Set problem:
Please copy the lines of the records below verbatim, starting with the line that contains "category-label: 子どもがYouTubeなど動画を遅くまで見ている (204, 454, 520, 472)" and continuing through the line that contains "category-label: 子どもが遅くまでテレビを見ている (280, 634, 520, 652)", including both of those lines.

#### Task material

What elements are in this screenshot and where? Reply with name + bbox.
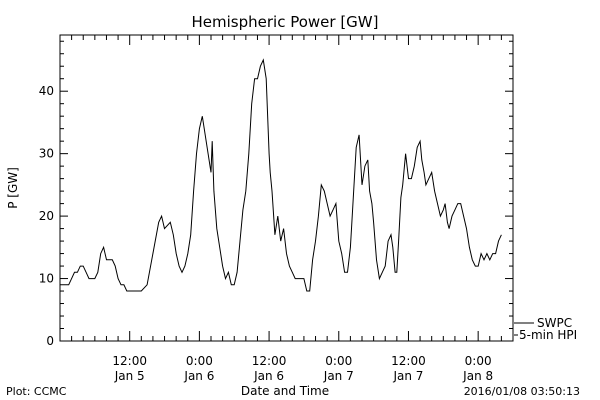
y-axis-label: P [GW] — [6, 167, 20, 209]
legend-swpc-label: SWPC — [537, 316, 572, 330]
y-tick-label: 30 — [39, 147, 54, 161]
x-tick-time-label: 12:00 — [391, 354, 426, 368]
y-axis-ticks: 0 10 20 30 40 — [39, 40, 513, 348]
x-tick-date-label: Jan 7 — [392, 369, 423, 383]
x-tick-time-label: 12:00 — [252, 354, 287, 368]
x-tick-date-label: Jan 5 — [114, 369, 145, 383]
footer-credit: Plot: CCMC — [6, 385, 67, 398]
y-tick-label: 0 — [46, 334, 54, 348]
x-tick-time-label: 12:00 — [112, 354, 147, 368]
y-tick-label: 20 — [39, 209, 54, 223]
chart-title: Hemispheric Power [GW] — [192, 13, 379, 31]
y-tick-label: 40 — [39, 84, 54, 98]
x-tick-time-label: 0:00 — [325, 354, 352, 368]
x-axis-label: Date and Time — [241, 384, 329, 398]
legend: SWPC 5-min HPI — [514, 316, 577, 342]
x-tick-date-label: Jan 6 — [253, 369, 284, 383]
x-tick-date-label: Jan 8 — [462, 369, 493, 383]
x-tick-time-label: 0:00 — [465, 354, 492, 368]
plot-frame — [59, 34, 514, 342]
x-tick-date-label: Jan 6 — [183, 369, 214, 383]
legend-hpi-label: 5-min HPI — [519, 328, 577, 342]
series-line-swpc — [60, 58, 502, 292]
x-tick-date-label: Jan 7 — [323, 369, 354, 383]
y-tick-label: 10 — [39, 272, 54, 286]
x-tick-time-label: 0:00 — [186, 354, 213, 368]
footer-timestamp: 2016/01/08 03:50:13 — [464, 385, 580, 398]
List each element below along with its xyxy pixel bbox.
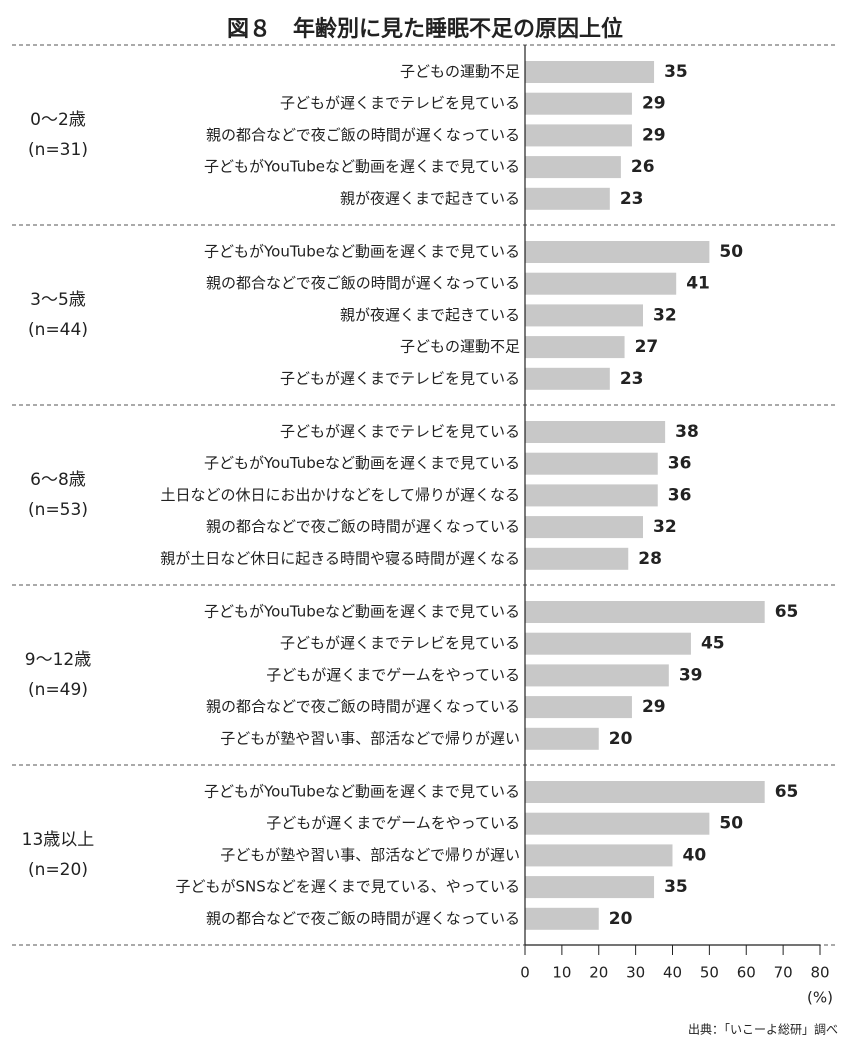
category-label: 子どもがYouTubeなど動画を遅くまで見ている (204, 454, 520, 472)
x-tick-label: 10 (552, 964, 571, 982)
bar (525, 367, 610, 390)
group-n: (n=49) (28, 680, 88, 700)
category-label: 親が土日など休日に起きる時間や寝る時間が遅くなる (160, 549, 520, 567)
category-label: 親の都合などで夜ご飯の時間が遅くなっている (206, 274, 520, 292)
category-label: 子どもが遅くまでテレビを見ている (280, 634, 520, 652)
value-label: 29 (642, 94, 666, 114)
bar (525, 696, 632, 719)
category-label: 子どもが塾や習い事、部活などで帰りが遅い (220, 729, 520, 747)
value-label: 36 (668, 485, 692, 505)
x-tick-label: 0 (520, 964, 530, 982)
bar (525, 336, 625, 359)
x-tick-label: 30 (626, 964, 645, 982)
bar (525, 812, 710, 835)
bar (525, 124, 632, 147)
category-label: 子どもが遅くまでテレビを見ている (280, 423, 520, 441)
group-n: (n=53) (28, 500, 88, 520)
group-n: (n=31) (28, 140, 88, 160)
group-n: (n=44) (28, 320, 88, 340)
value-label: 40 (683, 845, 707, 865)
category-label: 親が夜遅くまで起きている (340, 306, 520, 324)
category-label: 親が夜遅くまで起きている (340, 189, 520, 207)
bar (525, 304, 643, 327)
x-tick-label: 40 (663, 964, 682, 982)
bar (525, 516, 643, 539)
value-label: 45 (701, 634, 725, 654)
bar (525, 156, 621, 179)
x-tick-label: 20 (589, 964, 608, 982)
category-label: 土日などの休日にお出かけなどをして帰りが遅くなる (160, 486, 520, 504)
category-label: 子どもがYouTubeなど動画を遅くまで見ている (204, 783, 520, 801)
chart-title: 図８ 年齢別に見た睡眠不足の原因上位 (227, 16, 623, 42)
value-label: 27 (635, 337, 659, 357)
category-label: 子どもが遅くまでゲームをやっている (266, 666, 520, 684)
value-label: 50 (719, 814, 743, 834)
category-label: 子どもがSNSなどを遅くまで見ている、やっている (175, 878, 520, 896)
category-label: 親の都合などで夜ご飯の時間が遅くなっている (206, 518, 520, 536)
value-label: 50 (719, 242, 743, 262)
value-label: 36 (668, 454, 692, 474)
bar (525, 547, 629, 570)
category-label: 子どもがYouTubeなど動画を遅くまで見ている (204, 603, 520, 621)
category-label: 親の都合などで夜ご飯の時間が遅くなっている (206, 909, 520, 927)
group-label: 6〜8歳 (30, 470, 86, 490)
bar (525, 601, 765, 623)
bar (525, 92, 632, 115)
category-label: 子どもが塾や習い事、部活などで帰りが遅い (220, 846, 520, 864)
value-label: 28 (638, 549, 662, 569)
bar (525, 61, 655, 83)
value-label: 35 (664, 877, 688, 897)
bar (525, 421, 666, 443)
value-label: 23 (620, 369, 644, 389)
bar (525, 272, 677, 295)
value-label: 39 (679, 665, 703, 685)
group-label: 9〜12歳 (25, 650, 91, 670)
bar (525, 632, 691, 655)
value-label: 20 (609, 909, 633, 929)
bar (525, 876, 655, 899)
value-label: 26 (631, 157, 655, 177)
group-n: (n=20) (28, 860, 88, 880)
bar (525, 452, 658, 475)
group-label: 0〜2歳 (30, 110, 86, 130)
x-unit: (%) (807, 989, 833, 1007)
value-label: 29 (642, 125, 666, 145)
x-tick-label: 70 (774, 964, 793, 982)
category-label: 子どもの運動不足 (400, 63, 520, 81)
category-label: 子どもがYouTubeなど動画を遅くまで見ている (204, 158, 520, 176)
bar (525, 727, 599, 750)
category-label: 子どもが遅くまでゲームをやっている (266, 814, 520, 832)
bar (525, 484, 658, 507)
category-label: 親の都合などで夜ご飯の時間が遅くなっている (206, 126, 520, 144)
value-label: 65 (775, 782, 799, 802)
x-tick-label: 60 (737, 964, 756, 982)
bar (525, 781, 765, 803)
bar (525, 907, 599, 930)
category-label: 子どもの運動不足 (400, 338, 520, 356)
bar (525, 664, 669, 687)
bar (525, 241, 710, 263)
value-label: 41 (686, 274, 710, 294)
group-label: 3〜5歳 (30, 290, 86, 310)
value-label: 20 (609, 729, 633, 749)
category-label: 子どもが遅くまでテレビを見ている (280, 94, 520, 112)
value-label: 23 (620, 189, 644, 209)
value-label: 32 (653, 305, 677, 325)
x-tick-label: 50 (700, 964, 719, 982)
value-label: 38 (675, 422, 699, 442)
source: 出典：「いこーよ総研」調べ (688, 1023, 838, 1037)
x-tick-label: 80 (810, 964, 829, 982)
value-label: 29 (642, 697, 666, 717)
value-label: 35 (664, 62, 688, 82)
category-label: 子どもが遅くまでテレビを見ている (280, 369, 520, 387)
group-label: 13歳以上 (22, 830, 95, 850)
value-label: 32 (653, 517, 677, 537)
value-label: 65 (775, 602, 799, 622)
category-label: 親の都合などで夜ご飯の時間が遅くなっている (206, 698, 520, 716)
bar (525, 187, 610, 210)
category-label: 子どもがYouTubeなど動画を遅くまで見ている (204, 243, 520, 261)
bar (525, 844, 673, 867)
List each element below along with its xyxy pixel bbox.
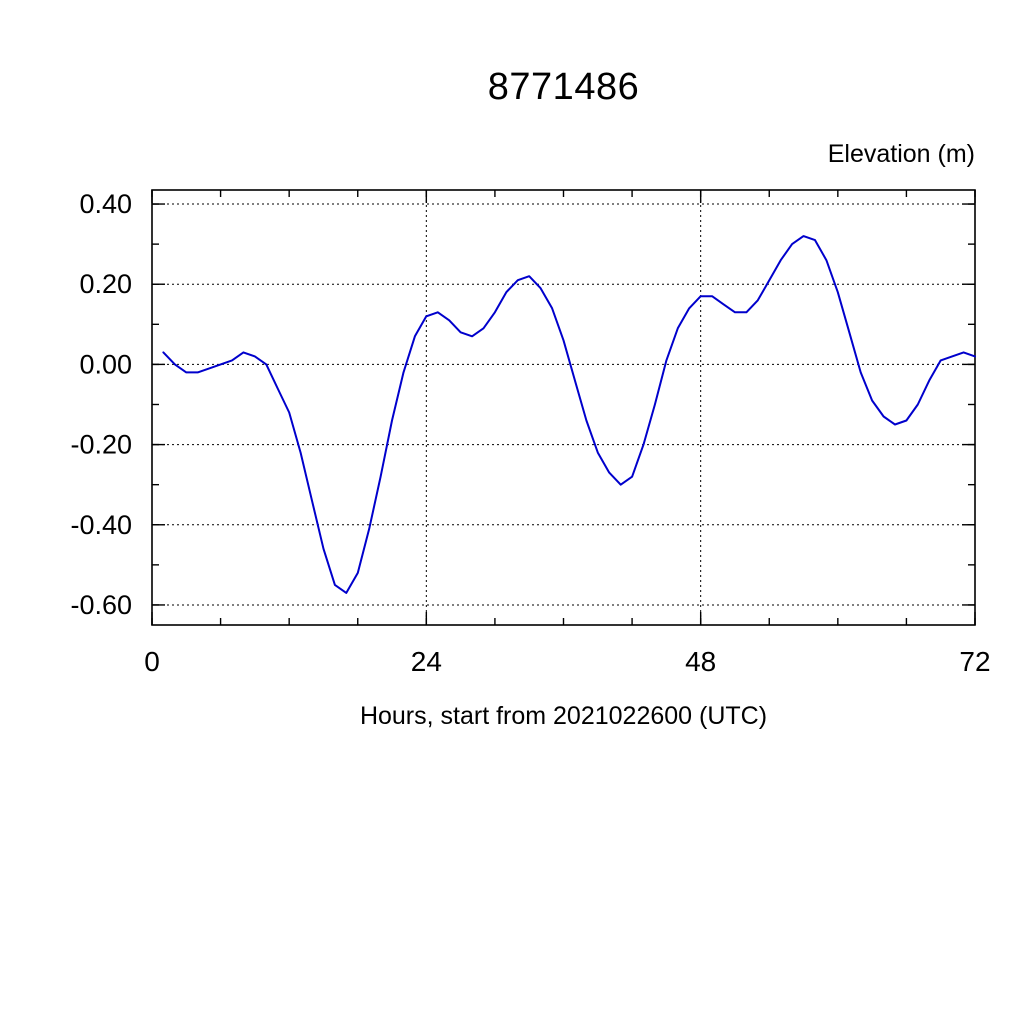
y-tick-label: -0.40: [70, 510, 132, 540]
x-tick-label: 24: [411, 646, 442, 677]
x-tick-label: 0: [144, 646, 160, 677]
y-tick-label: 0.00: [79, 349, 132, 379]
chart-title: 8771486: [487, 66, 640, 108]
y-tick-label: 0.20: [79, 269, 132, 299]
elevation-line: [162, 235, 976, 594]
x-tick-label: 72: [959, 646, 990, 677]
y-tick-label: -0.20: [70, 430, 132, 460]
x-axis-label: Hours, start from 2021022600 (UTC): [359, 702, 768, 730]
x-tick-label: 48: [685, 646, 716, 677]
elevation-unit-label: Elevation (m): [827, 140, 975, 168]
y-tick-label: 0.40: [79, 189, 132, 219]
y-tick-label: -0.60: [70, 590, 132, 620]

########

The completed task:
category-label: 子どもがYouTubeなど動画を遅くまで見ている (204, 454, 520, 472)
x-tick-label: 10 (552, 964, 571, 982)
bar (525, 367, 610, 390)
group-n: (n=49) (28, 680, 88, 700)
category-label: 親が土日など休日に起きる時間や寝る時間が遅くなる (160, 549, 520, 567)
category-label: 親の都合などで夜ご飯の時間が遅くなっている (206, 274, 520, 292)
category-label: 子どもが遅くまでテレビを見ている (280, 634, 520, 652)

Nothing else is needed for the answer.